EXERCISE DIRECTIONS. Each line of the data that includes the string "would" is to be copied out.

INFORMATION SHOWN.
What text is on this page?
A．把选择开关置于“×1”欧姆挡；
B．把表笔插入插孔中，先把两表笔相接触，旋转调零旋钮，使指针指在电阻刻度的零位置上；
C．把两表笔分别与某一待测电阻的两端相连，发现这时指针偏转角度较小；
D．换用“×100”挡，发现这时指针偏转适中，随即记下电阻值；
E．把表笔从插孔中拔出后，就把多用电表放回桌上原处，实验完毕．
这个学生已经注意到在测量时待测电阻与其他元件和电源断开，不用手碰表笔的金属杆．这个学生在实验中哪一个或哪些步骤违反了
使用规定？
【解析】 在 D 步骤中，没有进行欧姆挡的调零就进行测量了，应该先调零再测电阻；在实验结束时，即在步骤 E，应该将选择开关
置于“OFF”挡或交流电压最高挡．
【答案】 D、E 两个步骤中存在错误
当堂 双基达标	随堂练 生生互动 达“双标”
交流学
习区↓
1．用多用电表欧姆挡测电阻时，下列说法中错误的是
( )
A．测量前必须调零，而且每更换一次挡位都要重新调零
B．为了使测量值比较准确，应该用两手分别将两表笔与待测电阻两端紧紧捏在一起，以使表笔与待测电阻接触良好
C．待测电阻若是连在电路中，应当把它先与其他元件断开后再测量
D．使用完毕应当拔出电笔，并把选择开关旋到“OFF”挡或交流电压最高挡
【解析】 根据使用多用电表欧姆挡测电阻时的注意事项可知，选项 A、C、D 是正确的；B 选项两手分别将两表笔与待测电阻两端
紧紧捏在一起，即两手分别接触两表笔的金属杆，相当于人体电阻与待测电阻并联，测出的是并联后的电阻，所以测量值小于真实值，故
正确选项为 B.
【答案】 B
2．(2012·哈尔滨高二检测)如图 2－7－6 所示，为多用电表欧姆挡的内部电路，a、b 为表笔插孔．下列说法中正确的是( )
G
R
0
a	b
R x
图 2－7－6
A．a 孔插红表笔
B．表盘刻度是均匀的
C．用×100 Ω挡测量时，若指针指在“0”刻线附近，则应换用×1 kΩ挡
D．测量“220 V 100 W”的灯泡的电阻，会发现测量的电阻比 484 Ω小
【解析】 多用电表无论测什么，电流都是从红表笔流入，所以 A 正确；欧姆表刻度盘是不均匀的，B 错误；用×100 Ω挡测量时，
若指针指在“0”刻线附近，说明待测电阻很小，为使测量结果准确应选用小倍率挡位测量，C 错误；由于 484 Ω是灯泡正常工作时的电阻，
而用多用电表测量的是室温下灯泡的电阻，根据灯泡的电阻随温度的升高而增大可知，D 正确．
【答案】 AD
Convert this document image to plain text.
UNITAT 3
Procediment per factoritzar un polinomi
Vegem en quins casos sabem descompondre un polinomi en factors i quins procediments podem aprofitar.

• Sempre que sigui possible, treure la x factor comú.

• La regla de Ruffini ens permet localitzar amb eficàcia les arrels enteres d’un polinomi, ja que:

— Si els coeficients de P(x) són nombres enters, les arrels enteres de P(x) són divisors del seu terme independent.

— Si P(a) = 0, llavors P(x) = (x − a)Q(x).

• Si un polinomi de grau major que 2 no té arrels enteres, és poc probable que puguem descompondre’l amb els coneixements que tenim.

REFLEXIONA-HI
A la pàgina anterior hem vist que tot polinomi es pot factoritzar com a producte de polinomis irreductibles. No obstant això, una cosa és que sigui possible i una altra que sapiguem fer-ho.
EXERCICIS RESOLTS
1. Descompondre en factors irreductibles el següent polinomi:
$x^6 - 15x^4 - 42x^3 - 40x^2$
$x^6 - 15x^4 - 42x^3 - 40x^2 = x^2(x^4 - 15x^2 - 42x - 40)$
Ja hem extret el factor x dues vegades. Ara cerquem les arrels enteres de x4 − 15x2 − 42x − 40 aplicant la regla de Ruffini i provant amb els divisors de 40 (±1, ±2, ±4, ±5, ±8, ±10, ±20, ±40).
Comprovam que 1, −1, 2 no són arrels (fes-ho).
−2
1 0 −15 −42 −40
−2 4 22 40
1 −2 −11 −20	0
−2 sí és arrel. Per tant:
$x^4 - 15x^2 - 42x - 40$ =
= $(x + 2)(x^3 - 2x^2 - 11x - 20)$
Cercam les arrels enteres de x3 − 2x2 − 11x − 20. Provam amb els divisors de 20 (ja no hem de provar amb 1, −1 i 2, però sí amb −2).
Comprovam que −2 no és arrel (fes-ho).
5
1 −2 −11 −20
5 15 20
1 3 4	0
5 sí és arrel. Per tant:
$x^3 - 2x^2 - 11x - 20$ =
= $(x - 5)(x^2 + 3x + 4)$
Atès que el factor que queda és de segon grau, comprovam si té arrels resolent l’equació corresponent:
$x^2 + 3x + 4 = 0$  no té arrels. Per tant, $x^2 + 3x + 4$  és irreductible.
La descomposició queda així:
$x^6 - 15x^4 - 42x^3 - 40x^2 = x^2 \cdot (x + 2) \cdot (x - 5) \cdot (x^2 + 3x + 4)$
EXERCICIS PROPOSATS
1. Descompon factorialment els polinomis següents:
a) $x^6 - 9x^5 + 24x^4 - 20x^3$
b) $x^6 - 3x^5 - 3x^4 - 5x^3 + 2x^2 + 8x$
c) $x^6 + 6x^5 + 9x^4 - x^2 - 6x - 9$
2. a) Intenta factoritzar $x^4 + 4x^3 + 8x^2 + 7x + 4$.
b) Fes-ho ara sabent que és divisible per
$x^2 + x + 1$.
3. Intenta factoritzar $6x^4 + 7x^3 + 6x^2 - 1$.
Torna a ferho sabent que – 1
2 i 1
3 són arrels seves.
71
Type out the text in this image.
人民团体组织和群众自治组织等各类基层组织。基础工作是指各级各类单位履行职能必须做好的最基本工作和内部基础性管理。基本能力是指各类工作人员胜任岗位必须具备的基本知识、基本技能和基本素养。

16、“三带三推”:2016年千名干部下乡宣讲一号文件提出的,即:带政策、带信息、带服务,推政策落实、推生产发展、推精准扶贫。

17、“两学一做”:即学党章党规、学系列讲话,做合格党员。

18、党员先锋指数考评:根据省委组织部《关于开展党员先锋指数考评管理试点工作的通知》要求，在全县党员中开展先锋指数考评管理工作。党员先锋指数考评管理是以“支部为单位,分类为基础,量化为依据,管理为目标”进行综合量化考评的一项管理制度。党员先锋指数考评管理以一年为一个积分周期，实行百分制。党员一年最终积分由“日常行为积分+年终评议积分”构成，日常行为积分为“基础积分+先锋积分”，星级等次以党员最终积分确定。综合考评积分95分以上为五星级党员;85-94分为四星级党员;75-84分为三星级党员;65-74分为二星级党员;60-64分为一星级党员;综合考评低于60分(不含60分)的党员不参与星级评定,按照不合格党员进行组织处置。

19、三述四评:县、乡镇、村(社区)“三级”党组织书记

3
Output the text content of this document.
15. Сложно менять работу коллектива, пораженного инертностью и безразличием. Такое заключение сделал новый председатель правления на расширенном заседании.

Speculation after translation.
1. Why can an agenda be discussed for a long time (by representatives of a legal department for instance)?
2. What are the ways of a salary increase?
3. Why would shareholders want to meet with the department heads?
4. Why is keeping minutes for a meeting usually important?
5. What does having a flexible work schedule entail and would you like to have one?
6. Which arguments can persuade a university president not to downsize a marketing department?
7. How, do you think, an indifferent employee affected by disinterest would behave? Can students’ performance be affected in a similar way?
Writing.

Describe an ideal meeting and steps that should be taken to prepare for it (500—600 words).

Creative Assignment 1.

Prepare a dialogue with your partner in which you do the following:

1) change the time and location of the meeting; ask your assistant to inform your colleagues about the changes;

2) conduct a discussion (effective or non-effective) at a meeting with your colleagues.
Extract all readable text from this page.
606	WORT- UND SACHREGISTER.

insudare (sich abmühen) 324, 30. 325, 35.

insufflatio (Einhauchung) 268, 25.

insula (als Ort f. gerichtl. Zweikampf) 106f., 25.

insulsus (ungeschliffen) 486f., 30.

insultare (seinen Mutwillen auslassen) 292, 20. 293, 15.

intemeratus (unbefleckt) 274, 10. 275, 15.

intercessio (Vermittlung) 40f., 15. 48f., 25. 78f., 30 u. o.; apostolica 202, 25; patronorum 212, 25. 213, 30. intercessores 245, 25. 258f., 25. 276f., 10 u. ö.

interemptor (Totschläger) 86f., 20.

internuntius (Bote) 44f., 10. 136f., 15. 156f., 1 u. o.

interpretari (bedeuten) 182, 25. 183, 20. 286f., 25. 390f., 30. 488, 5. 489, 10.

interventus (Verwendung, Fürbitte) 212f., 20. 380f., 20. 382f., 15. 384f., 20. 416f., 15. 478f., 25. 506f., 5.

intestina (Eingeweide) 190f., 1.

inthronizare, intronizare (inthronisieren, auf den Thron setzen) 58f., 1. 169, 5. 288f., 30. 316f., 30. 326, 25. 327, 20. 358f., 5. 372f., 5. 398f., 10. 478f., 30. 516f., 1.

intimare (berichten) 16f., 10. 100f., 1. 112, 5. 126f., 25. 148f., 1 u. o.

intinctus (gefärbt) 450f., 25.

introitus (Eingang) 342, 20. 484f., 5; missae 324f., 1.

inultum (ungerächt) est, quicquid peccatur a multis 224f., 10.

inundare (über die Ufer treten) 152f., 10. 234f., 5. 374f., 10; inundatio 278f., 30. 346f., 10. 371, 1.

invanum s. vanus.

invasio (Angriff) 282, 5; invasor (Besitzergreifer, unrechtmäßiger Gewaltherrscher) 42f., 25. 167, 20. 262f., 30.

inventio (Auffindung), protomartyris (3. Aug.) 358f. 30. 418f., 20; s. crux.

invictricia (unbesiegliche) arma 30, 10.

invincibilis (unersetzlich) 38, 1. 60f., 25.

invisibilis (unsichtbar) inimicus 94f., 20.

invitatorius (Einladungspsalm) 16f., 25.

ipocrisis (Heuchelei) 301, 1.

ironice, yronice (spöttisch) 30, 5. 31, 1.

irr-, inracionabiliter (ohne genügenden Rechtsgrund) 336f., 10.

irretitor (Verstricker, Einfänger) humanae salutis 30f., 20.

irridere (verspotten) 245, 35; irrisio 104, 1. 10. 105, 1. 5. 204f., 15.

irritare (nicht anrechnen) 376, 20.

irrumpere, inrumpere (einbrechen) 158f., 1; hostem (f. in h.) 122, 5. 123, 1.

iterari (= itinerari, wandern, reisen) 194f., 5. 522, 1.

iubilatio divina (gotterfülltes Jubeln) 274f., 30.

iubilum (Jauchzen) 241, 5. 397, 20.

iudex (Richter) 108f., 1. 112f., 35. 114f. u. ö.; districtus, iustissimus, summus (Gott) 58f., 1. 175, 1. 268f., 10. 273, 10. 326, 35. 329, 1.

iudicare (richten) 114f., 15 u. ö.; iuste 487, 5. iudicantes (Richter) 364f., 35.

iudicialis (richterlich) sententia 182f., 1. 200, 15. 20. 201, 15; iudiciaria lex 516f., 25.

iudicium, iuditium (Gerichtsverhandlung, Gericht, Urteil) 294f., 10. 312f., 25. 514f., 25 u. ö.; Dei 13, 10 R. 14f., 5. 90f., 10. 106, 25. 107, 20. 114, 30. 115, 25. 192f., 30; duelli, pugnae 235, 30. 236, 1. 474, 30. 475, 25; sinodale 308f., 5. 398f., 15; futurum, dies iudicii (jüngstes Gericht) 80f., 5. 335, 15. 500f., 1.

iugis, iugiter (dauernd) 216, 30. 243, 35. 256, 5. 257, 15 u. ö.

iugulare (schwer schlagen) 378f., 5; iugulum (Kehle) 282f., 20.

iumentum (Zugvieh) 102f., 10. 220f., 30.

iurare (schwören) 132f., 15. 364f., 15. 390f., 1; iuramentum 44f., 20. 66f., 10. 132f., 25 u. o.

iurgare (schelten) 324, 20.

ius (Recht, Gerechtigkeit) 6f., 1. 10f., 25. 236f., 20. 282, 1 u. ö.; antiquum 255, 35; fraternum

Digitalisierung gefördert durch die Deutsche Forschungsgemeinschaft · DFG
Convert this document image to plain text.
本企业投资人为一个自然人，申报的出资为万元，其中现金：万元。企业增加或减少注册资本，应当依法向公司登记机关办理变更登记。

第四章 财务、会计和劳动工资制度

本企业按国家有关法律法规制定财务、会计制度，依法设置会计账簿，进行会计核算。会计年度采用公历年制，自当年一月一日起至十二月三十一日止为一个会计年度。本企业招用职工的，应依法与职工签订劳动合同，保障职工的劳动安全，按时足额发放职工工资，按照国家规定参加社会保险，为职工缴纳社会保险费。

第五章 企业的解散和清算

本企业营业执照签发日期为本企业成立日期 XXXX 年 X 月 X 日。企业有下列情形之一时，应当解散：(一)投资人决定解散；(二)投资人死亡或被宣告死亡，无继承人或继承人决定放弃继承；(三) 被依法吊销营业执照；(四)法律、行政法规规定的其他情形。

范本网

THE ANSWER.
3. Why would shareholders want to meet with the department heads?
5. What does having a flexible work schedule entail and would you like to have one?
7. How, do you think, an indifferent employee affected by disinterest would behave? Can students’ performance be affected in a similar way?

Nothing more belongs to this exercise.